• Dataset items:
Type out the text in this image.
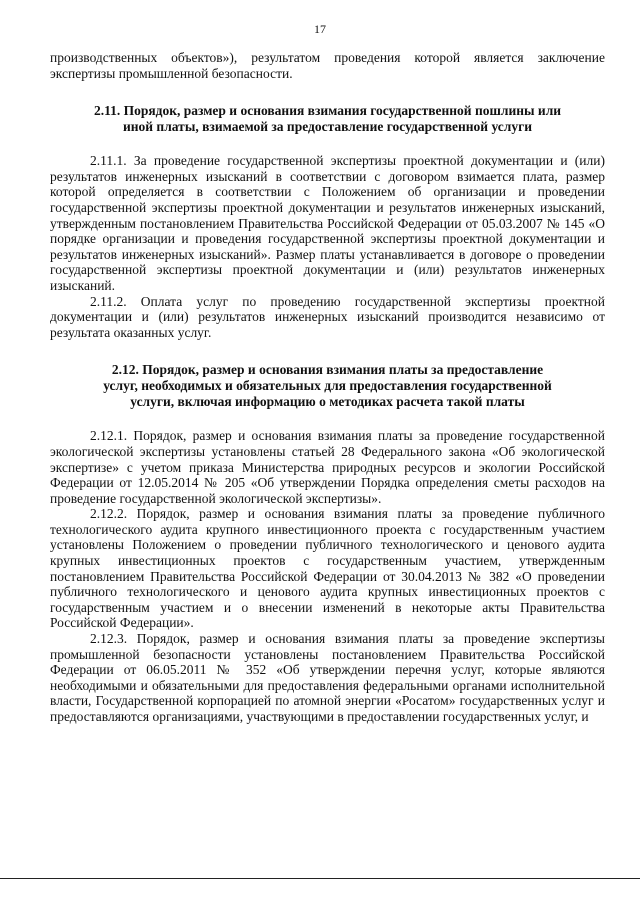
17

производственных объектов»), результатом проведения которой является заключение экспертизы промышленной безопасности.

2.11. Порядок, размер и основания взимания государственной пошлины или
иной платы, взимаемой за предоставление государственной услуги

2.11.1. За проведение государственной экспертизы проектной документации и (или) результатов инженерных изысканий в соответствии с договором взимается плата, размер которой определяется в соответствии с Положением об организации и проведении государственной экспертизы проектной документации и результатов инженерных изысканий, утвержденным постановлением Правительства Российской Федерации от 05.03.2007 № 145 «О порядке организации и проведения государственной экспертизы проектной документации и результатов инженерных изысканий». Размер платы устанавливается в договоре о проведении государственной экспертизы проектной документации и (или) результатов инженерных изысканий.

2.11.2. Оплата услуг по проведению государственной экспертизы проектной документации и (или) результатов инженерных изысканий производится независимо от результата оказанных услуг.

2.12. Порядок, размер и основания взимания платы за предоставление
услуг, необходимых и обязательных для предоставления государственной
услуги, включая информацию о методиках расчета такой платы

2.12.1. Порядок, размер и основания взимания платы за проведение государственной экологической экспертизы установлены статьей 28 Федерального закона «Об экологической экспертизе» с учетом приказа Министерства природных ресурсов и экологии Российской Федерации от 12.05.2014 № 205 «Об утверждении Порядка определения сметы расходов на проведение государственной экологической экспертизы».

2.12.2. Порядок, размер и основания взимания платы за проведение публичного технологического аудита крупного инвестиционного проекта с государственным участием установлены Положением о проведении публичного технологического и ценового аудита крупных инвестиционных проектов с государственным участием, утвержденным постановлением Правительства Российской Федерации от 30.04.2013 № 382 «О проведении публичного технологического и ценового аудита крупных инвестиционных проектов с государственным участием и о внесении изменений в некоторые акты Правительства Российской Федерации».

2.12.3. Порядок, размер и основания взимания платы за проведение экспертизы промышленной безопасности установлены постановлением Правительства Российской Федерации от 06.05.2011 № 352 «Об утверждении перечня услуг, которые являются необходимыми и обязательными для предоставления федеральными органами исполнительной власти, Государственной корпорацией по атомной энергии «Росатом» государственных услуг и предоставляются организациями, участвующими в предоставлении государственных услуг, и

• The task: From the listing above, copy every line that holds the string "утверждении".

• Answer:
2.12.1. Порядок, размер и основания взимания платы за проведение государственной экологической экспертизы установлены статьей 28 Федерального закона «Об экологической экспертизе» с учетом приказа Министерства природных ресурсов и экологии Российской Федерации от 12.05.2014 № 205 «Об утверждении Порядка определения сметы расходов на проведение государственной экологической экспертизы».
2.12.3. Порядок, размер и основания взимания платы за проведение экспертизы промышленной безопасности установлены постановлением Правительства Российской Федерации от 06.05.2011 № 352 «Об утверждении перечня услуг, которые являются необходимыми и обязательными для предоставления федеральными органами исполнительной власти, Государственной корпорацией по атомной энергии «Росатом» государственных услуг и предоставляются организациями, участвующими в предоставлении государственных услуг, и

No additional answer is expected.